What is asked — Copy each of the entries below faithfully, setting aside any pictures.

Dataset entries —

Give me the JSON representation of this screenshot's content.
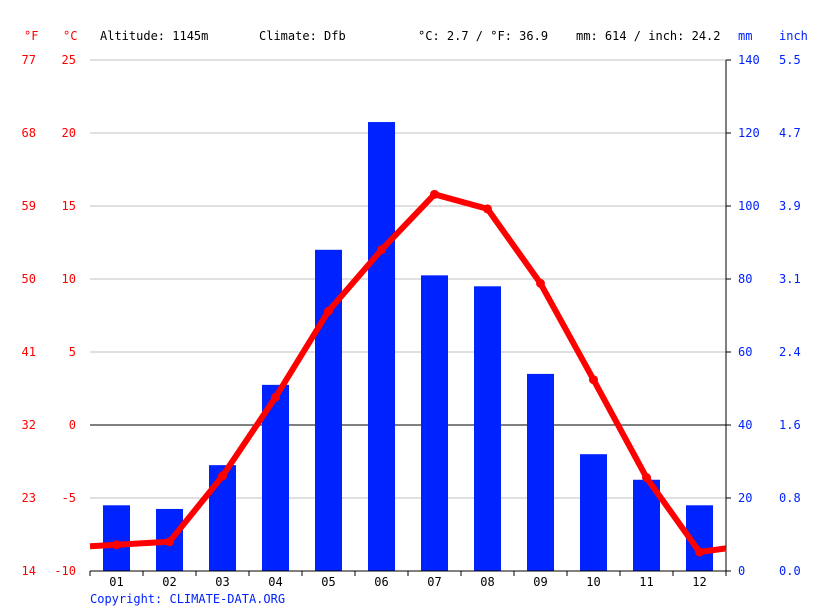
{
  "header": {
    "left_unit_f": "°F",
    "left_unit_c": "°C",
    "altitude": "Altitude: 1145m",
    "climate": "Climate: Dfb",
    "avg_temp": "°C: 2.7 / °F: 36.9",
    "precip_total": "mm: 614 / inch: 24.2",
    "right_unit_mm": "mm",
    "right_unit_inch": "inch"
  },
  "footer": {
    "copyright": "Copyright: CLIMATE-DATA.ORG"
  },
  "colors": {
    "temperature": "#ff0000",
    "precipitation": "#0022ff",
    "grid": "#c0c0c0",
    "text": "#000000"
  },
  "chart_data": {
    "type": "bar+line",
    "categories": [
      "01",
      "02",
      "03",
      "04",
      "05",
      "06",
      "07",
      "08",
      "09",
      "10",
      "11",
      "12"
    ],
    "series": [
      {
        "name": "",
        "type": "bar",
        "axis": "right",
        "unit": "mm",
        "values": [
          18,
          17,
          29,
          51,
          88,
          123,
          81,
          78,
          54,
          32,
          25,
          18
        ]
      },
      {
        "name": "",
        "type": "line",
        "axis": "left",
        "unit": "°C",
        "values": [
          -8.2,
          -8.0,
          -3.5,
          1.9,
          7.8,
          12.0,
          15.8,
          14.8,
          9.7,
          3.1,
          -3.6,
          -8.7
        ]
      }
    ],
    "y_left_c": {
      "ticks": [
        25,
        20,
        15,
        10,
        5,
        0,
        -5,
        -10
      ],
      "range": [
        -10,
        25
      ]
    },
    "y_left_f": {
      "ticks": [
        "77",
        "68",
        "59",
        "50",
        "41",
        "32",
        "23",
        "14"
      ]
    },
    "y_right_mm": {
      "ticks": [
        140,
        120,
        100,
        80,
        60,
        40,
        20,
        0
      ],
      "range": [
        0,
        140
      ]
    },
    "y_right_inch": {
      "ticks": [
        "5.5",
        "4.7",
        "3.9",
        "3.1",
        "2.4",
        "1.6",
        "0.8",
        "0.0"
      ]
    },
    "grid": true
  }
}
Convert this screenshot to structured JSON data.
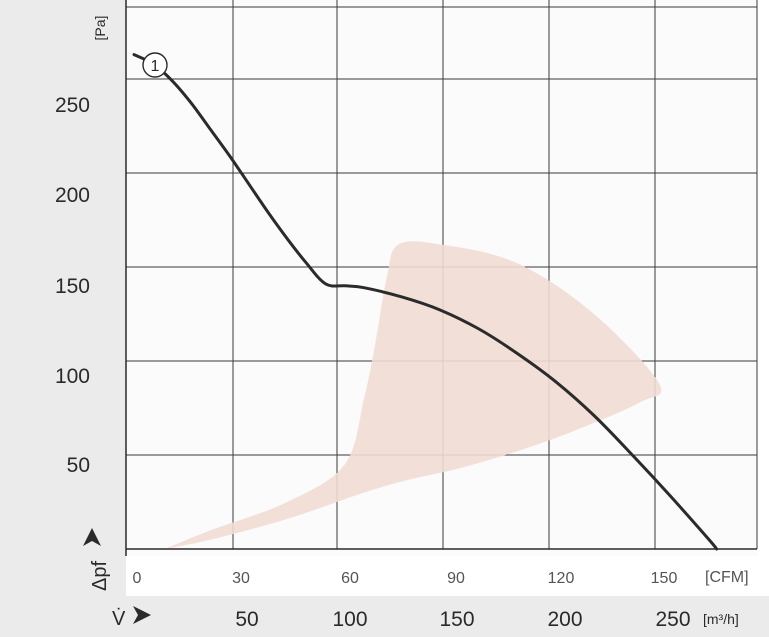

Exercise output —
Give me the JSON representation of this screenshot's content.
{
  "header": {
    "left_unit_f": "°F",
    "left_unit_c": "°C",
    "altitude": "Altitude: 1145m",
    "climate": "Climate: Dfb",
    "avg_temp": "°C: 2.7 / °F: 36.9",
    "precip_total": "mm: 614 / inch: 24.2",
    "right_unit_mm": "mm",
    "right_unit_inch": "inch"
  },
  "footer": {
    "copyright": "Copyright: CLIMATE-DATA.ORG"
  },
  "colors": {
    "temperature": "#ff0000",
    "precipitation": "#0022ff",
    "grid": "#c0c0c0",
    "text": "#000000"
  },
  "chart_data": {
    "type": "bar+line",
    "categories": [
      "01",
      "02",
      "03",
      "04",
      "05",
      "06",
      "07",
      "08",
      "09",
      "10",
      "11",
      "12"
    ],
    "series": [
      {
        "name": "",
        "type": "bar",
        "axis": "right",
        "unit": "mm",
        "values": [
          18,
          17,
          29,
          51,
          88,
          123,
          81,
          78,
          54,
          32,
          25,
          18
        ]
      },
      {
        "name": "",
        "type": "line",
        "axis": "left",
        "unit": "°C",
        "values": [
          -8.2,
          -8.0,
          -3.5,
          1.9,
          7.8,
          12.0,
          15.8,
          14.8,
          9.7,
          3.1,
          -3.6,
          -8.7
        ]
      }
    ],
    "y_left_c": {
      "ticks": [
        25,
        20,
        15,
        10,
        5,
        0,
        -5,
        -10
      ],
      "range": [
        -10,
        25
      ]
    },
    "y_left_f": {
      "ticks": [
        "77",
        "68",
        "59",
        "50",
        "41",
        "32",
        "23",
        "14"
      ]
    },
    "y_right_mm": {
      "ticks": [
        140,
        120,
        100,
        80,
        60,
        40,
        20,
        0
      ],
      "range": [
        0,
        140
      ]
    },
    "y_right_inch": {
      "ticks": [
        "5.5",
        "4.7",
        "3.9",
        "3.1",
        "2.4",
        "1.6",
        "0.8",
        "0.0"
      ]
    },
    "grid": true
  }
}
Convert this screenshot to structured JSON data.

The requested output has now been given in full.